WHAT YOU SHOULD DO -
The data below should be restated word for word, with every picture omitted.

EXERCISE INPUT -
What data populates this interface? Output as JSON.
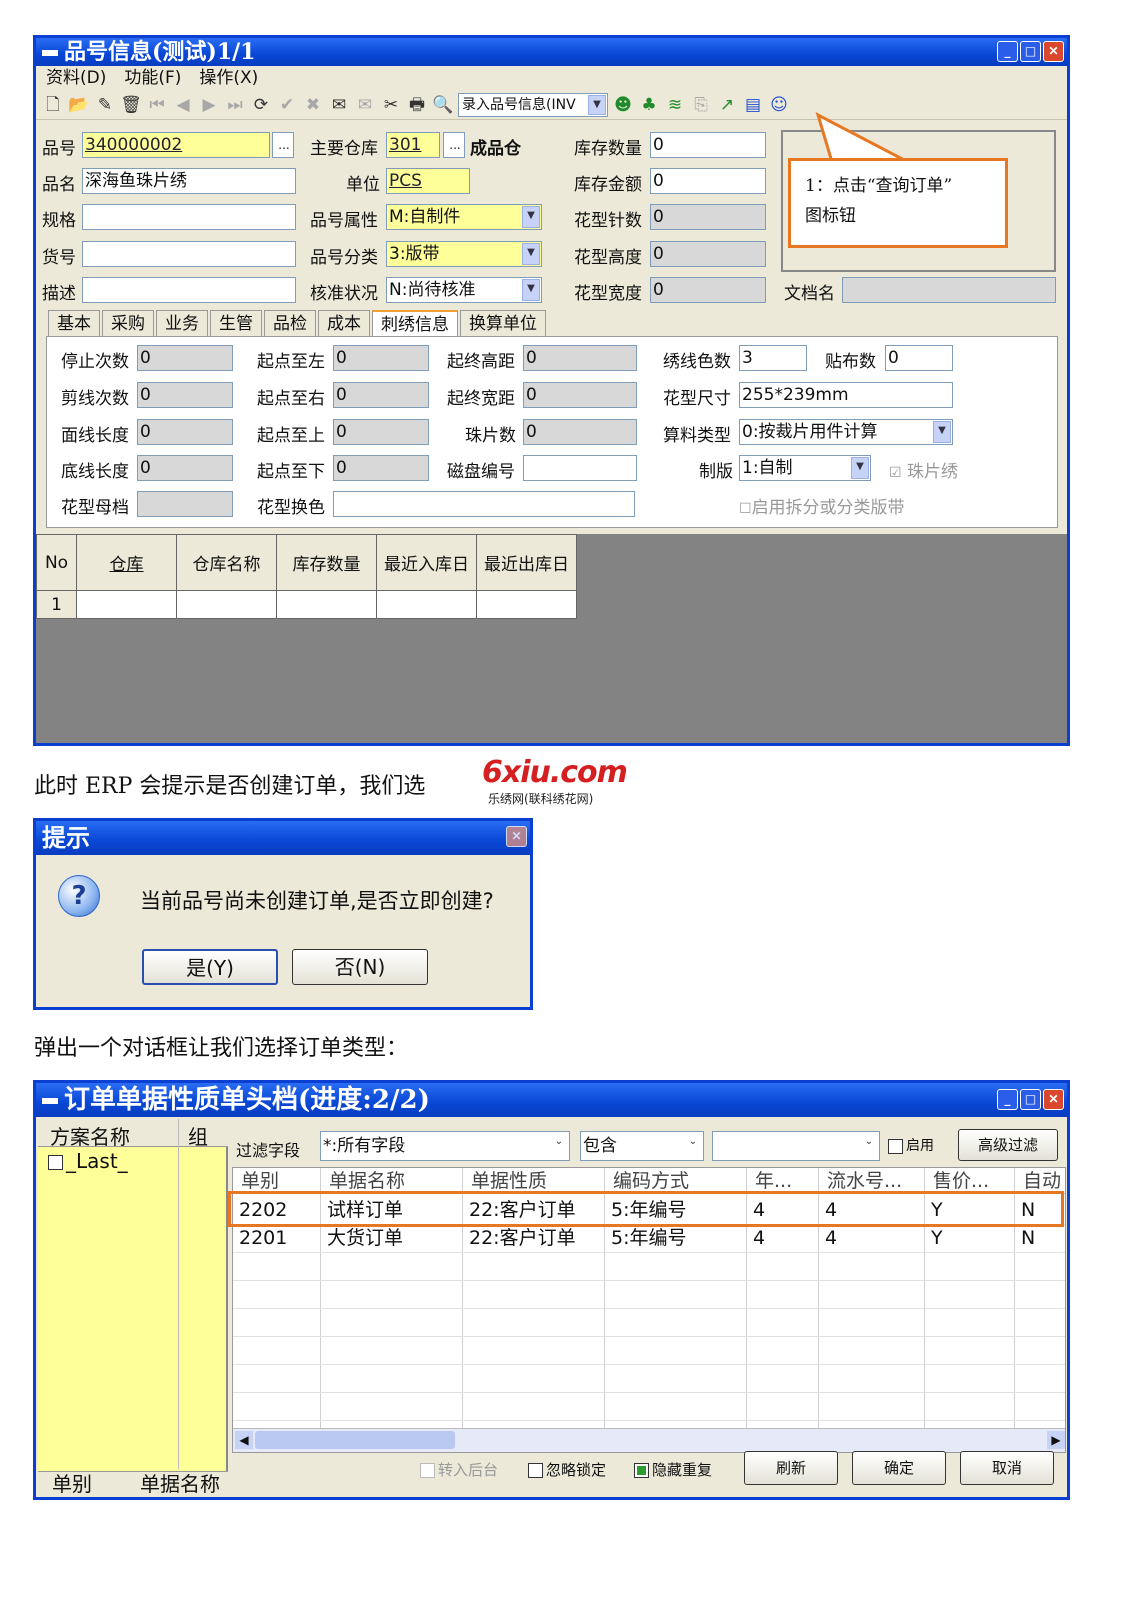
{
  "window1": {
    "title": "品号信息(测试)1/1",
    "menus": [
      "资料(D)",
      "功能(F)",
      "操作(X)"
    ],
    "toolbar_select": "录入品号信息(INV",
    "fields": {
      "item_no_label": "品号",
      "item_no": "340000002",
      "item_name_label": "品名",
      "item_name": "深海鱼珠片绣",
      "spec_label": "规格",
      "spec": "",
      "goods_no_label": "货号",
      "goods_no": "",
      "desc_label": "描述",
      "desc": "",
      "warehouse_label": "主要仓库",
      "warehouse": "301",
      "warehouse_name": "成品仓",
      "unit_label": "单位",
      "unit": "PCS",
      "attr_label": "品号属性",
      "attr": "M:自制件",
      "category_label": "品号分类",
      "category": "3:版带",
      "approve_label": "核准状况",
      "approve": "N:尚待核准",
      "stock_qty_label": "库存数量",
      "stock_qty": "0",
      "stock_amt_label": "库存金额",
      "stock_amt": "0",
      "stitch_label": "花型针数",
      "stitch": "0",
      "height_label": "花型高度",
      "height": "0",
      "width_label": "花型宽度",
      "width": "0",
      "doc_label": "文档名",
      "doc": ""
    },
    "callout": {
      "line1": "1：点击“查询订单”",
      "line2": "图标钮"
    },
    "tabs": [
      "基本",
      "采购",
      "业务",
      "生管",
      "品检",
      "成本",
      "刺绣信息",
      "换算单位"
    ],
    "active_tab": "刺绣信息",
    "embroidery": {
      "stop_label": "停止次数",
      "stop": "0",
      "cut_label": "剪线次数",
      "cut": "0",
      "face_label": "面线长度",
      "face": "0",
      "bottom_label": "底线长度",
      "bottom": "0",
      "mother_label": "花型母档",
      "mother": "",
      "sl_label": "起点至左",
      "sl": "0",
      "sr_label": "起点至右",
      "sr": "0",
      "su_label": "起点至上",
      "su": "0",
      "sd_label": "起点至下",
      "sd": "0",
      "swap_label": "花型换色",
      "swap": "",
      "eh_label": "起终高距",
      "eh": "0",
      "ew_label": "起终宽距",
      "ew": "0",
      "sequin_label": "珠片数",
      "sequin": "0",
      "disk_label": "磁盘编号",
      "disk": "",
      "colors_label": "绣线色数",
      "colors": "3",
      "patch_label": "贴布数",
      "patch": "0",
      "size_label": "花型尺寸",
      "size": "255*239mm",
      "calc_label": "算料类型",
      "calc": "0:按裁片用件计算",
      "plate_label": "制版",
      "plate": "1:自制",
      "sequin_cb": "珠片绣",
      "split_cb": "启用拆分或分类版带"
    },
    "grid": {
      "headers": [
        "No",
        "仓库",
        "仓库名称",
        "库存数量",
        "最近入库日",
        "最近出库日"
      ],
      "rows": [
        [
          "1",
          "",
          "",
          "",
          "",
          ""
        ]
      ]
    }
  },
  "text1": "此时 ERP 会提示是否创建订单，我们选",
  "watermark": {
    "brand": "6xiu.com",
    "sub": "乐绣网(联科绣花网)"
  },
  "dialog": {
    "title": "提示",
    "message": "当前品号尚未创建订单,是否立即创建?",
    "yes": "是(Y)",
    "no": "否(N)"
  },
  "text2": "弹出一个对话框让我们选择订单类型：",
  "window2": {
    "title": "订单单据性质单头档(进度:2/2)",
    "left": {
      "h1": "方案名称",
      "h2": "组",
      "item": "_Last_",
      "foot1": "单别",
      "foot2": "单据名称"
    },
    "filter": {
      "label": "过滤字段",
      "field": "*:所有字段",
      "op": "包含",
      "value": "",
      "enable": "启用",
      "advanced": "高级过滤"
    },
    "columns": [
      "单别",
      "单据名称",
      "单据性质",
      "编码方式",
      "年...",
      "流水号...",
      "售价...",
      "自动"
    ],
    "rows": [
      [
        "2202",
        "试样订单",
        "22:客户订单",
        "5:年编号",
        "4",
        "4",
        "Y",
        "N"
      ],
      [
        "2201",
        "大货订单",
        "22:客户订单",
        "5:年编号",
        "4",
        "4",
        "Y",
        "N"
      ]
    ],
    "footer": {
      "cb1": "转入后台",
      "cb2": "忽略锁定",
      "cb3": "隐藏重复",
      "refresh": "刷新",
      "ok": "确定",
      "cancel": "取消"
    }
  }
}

SOLUTION TO THIS EXERCISE -
What data populates this interface? Output as JSON.
{
  "window1": {
    "title": "品号信息(测试)1/1",
    "menus": [
      "资料(D)",
      "功能(F)",
      "操作(X)"
    ],
    "toolbar_select": "录入品号信息(INV",
    "fields": {
      "item_no_label": "品号",
      "item_no": "340000002",
      "item_name_label": "品名",
      "item_name": "深海鱼珠片绣",
      "spec_label": "规格",
      "spec": "",
      "goods_no_label": "货号",
      "goods_no": "",
      "desc_label": "描述",
      "desc": "",
      "warehouse_label": "主要仓库",
      "warehouse": "301",
      "warehouse_name": "成品仓",
      "unit_label": "单位",
      "unit": "PCS",
      "attr_label": "品号属性",
      "attr": "M:自制件",
      "category_label": "品号分类",
      "category": "3:版带",
      "approve_label": "核准状况",
      "approve": "N:尚待核准",
      "stock_qty_label": "库存数量",
      "stock_qty": "0",
      "stock_amt_label": "库存金额",
      "stock_amt": "0",
      "stitch_label": "花型针数",
      "stitch": "0",
      "height_label": "花型高度",
      "height": "0",
      "width_label": "花型宽度",
      "width": "0",
      "doc_label": "文档名",
      "doc": ""
    },
    "callout": {
      "line1": "1：点击“查询订单”",
      "line2": "图标钮"
    },
    "tabs": [
      "基本",
      "采购",
      "业务",
      "生管",
      "品检",
      "成本",
      "刺绣信息",
      "换算单位"
    ],
    "active_tab": "刺绣信息",
    "embroidery": {
      "stop_label": "停止次数",
      "stop": "0",
      "cut_label": "剪线次数",
      "cut": "0",
      "face_label": "面线长度",
      "face": "0",
      "bottom_label": "底线长度",
      "bottom": "0",
      "mother_label": "花型母档",
      "mother": "",
      "sl_label": "起点至左",
      "sl": "0",
      "sr_label": "起点至右",
      "sr": "0",
      "su_label": "起点至上",
      "su": "0",
      "sd_label": "起点至下",
      "sd": "0",
      "swap_label": "花型换色",
      "swap": "",
      "eh_label": "起终高距",
      "eh": "0",
      "ew_label": "起终宽距",
      "ew": "0",
      "sequin_label": "珠片数",
      "sequin": "0",
      "disk_label": "磁盘编号",
      "disk": "",
      "colors_label": "绣线色数",
      "colors": "3",
      "patch_label": "贴布数",
      "patch": "0",
      "size_label": "花型尺寸",
      "size": "255*239mm",
      "calc_label": "算料类型",
      "calc": "0:按裁片用件计算",
      "plate_label": "制版",
      "plate": "1:自制",
      "sequin_cb": "珠片绣",
      "split_cb": "启用拆分或分类版带"
    },
    "grid": {
      "headers": [
        "No",
        "仓库",
        "仓库名称",
        "库存数量",
        "最近入库日",
        "最近出库日"
      ],
      "rows": [
        [
          "1",
          "",
          "",
          "",
          "",
          ""
        ]
      ]
    }
  },
  "text1": "此时 ERP 会提示是否创建订单，我们选",
  "watermark": {
    "brand": "6xiu.com",
    "sub": "乐绣网(联科绣花网)"
  },
  "dialog": {
    "title": "提示",
    "message": "当前品号尚未创建订单,是否立即创建?",
    "yes": "是(Y)",
    "no": "否(N)"
  },
  "text2": "弹出一个对话框让我们选择订单类型：",
  "window2": {
    "title": "订单单据性质单头档(进度:2/2)",
    "left": {
      "h1": "方案名称",
      "h2": "组",
      "item": "_Last_",
      "foot1": "单别",
      "foot2": "单据名称"
    },
    "filter": {
      "label": "过滤字段",
      "field": "*:所有字段",
      "op": "包含",
      "value": "",
      "enable": "启用",
      "advanced": "高级过滤"
    },
    "columns": [
      "单别",
      "单据名称",
      "单据性质",
      "编码方式",
      "年...",
      "流水号...",
      "售价...",
      "自动"
    ],
    "rows": [
      [
        "2202",
        "试样订单",
        "22:客户订单",
        "5:年编号",
        "4",
        "4",
        "Y",
        "N"
      ],
      [
        "2201",
        "大货订单",
        "22:客户订单",
        "5:年编号",
        "4",
        "4",
        "Y",
        "N"
      ]
    ],
    "footer": {
      "cb1": "转入后台",
      "cb2": "忽略锁定",
      "cb3": "隐藏重复",
      "refresh": "刷新",
      "ok": "确定",
      "cancel": "取消"
    }
  }
}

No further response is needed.